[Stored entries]
****************

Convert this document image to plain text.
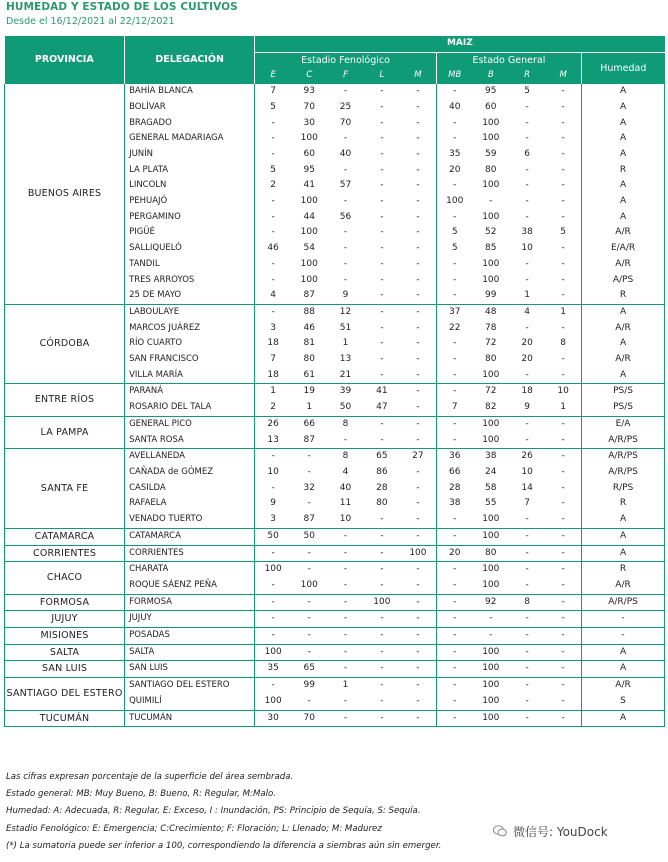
HUMEDAD Y ESTADO DE LOS CULTIVOS
Desde el 16/12/2021 al 22/12/2021
PROVINCIA	DELEGACIÓN	MAIZ									
		Estadio Fenológico					Estado General				Humedad
		E	C	F	L	M	MB	B	R	M	
BUENOS AIRES	BAHÍA BLANCA	7	93	-	-	-	-	95	5	-	A
	BOLÍVAR	5	70	25	-	-	40	60	-	-	A
	BRAGADO	-	30	70	-	-	-	100	-	-	A
	GENERAL MADARIAGA	-	100	-	-	-	-	100	-	-	A
	JUNÍN	-	60	40	-	-	35	59	6	-	A
	LA PLATA	5	95	-	-	-	20	80	-	-	R
	LINCOLN	2	41	57	-	-	-	100	-	-	A
	PEHUAJÓ	-	100	-	-	-	100	-	-	-	A
	PERGAMINO	-	44	56	-	-	-	100	-	-	A
	PIGÜÉ	-	100	-	-	-	5	52	38	5	A/R
	SALLIQUELÓ	46	54	-	-	-	5	85	10	-	E/A/R
	TANDIL	-	100	-	-	-	-	100	-	-	A/R
	TRES ARROYOS	-	100	-	-	-	-	100	-	-	A/PS
	25 DE MAYO	4	87	9	-	-	-	99	1	-	R
CÓRDOBA	LABOULAYE	-	88	12	-	-	37	48	4	1	A
	MARCOS JUÁREZ	3	46	51	-	-	22	78	-	-	A/R
	RÍO CUARTO	18	81	1	-	-	-	72	20	8	A
	SAN FRANCISCO	7	80	13	-	-	-	80	20	-	A/R
	VILLA MARÍA	18	61	21	-	-	-	100	-	-	A
ENTRE RÍOS	PARANÁ	1	19	39	41	-	-	72	18	10	PS/S
	ROSARIO DEL TALA	2	1	50	47	-	7	82	9	1	PS/S
LA PAMPA	GENERAL PICO	26	66	8	-	-	-	100	-	-	E/A
	SANTA ROSA	13	87	-	-	-	-	100	-	-	A/R/PS
SANTA FE	AVELLANEDA	-	-	8	65	27	36	38	26	-	A/R/PS
	CAÑADA de GÓMEZ	10	-	4	86	-	66	24	10	-	A/R/PS
	CASILDA	-	32	40	28	-	28	58	14	-	R/PS
	RAFAELA	9	-	11	80	-	38	55	7	-	R
	VENADO TUERTO	3	87	10	-	-	-	100	-	-	A
CATAMARCA	CATAMARCA	50	50	-	-	-	-	100	-	-	A
CORRIENTES	CORRIENTES	-	-	-	-	100	20	80	-	-	A
CHACO	CHARATA	100	-	-	-	-	-	100	-	-	R
	ROQUE SÁENZ PEÑA	-	100	-	-	-	-	100	-	-	A/R
FORMOSA	FORMOSA	-	-	-	100	-	-	92	8	-	A/R/PS
JUJUY	JUJUY	-	-	-	-	-	-	-	-	-	-
MISIONES	POSADAS	-	-	-	-	-	-	-	-	-	-
SALTA	SALTA	100	-	-	-	-	-	100	-	-	A
SAN LUIS	SAN LUIS	35	65	-	-	-	-	100	-	-	A
SANTIAGO DEL ESTERO	SANTIAGO DEL ESTERO	-	99	1	-	-	-	100	-	-	A/R
	QUIMILÍ	100	-	-	-	-	-	100	-	-	S
TUCUMÁN	TUCUMÁN	30	70	-	-	-	-	100	-	-	A
Las cifras expresan porcentaje de la superficie del área sembrada.
Estado general: MB: Muy Bueno, B: Bueno, R: Regular, M:Malo.
Humedad: A: Adecuada, R: Regular, E: Exceso, I : Inundación, PS: Principio de Sequía, S: Sequía.
Estadio Fenológico: E: Emergencia; C:Crecimiento; F: Floración; L: Llenado; M: Madurez
(*) La sumatoria puede ser inferior a 100, correspondiendo la diferencia a siembras aún sin emerger.
微信号: YouDock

****************

[Your task]
Using the data above, copy each line that contains "Estadio".

[Solution]
		Estadio Fenológico					Estado General				Humedad
Estadio Fenológico: E: Emergencia; C:Crecimiento; F: Floración; L: Llenado; M: Madurez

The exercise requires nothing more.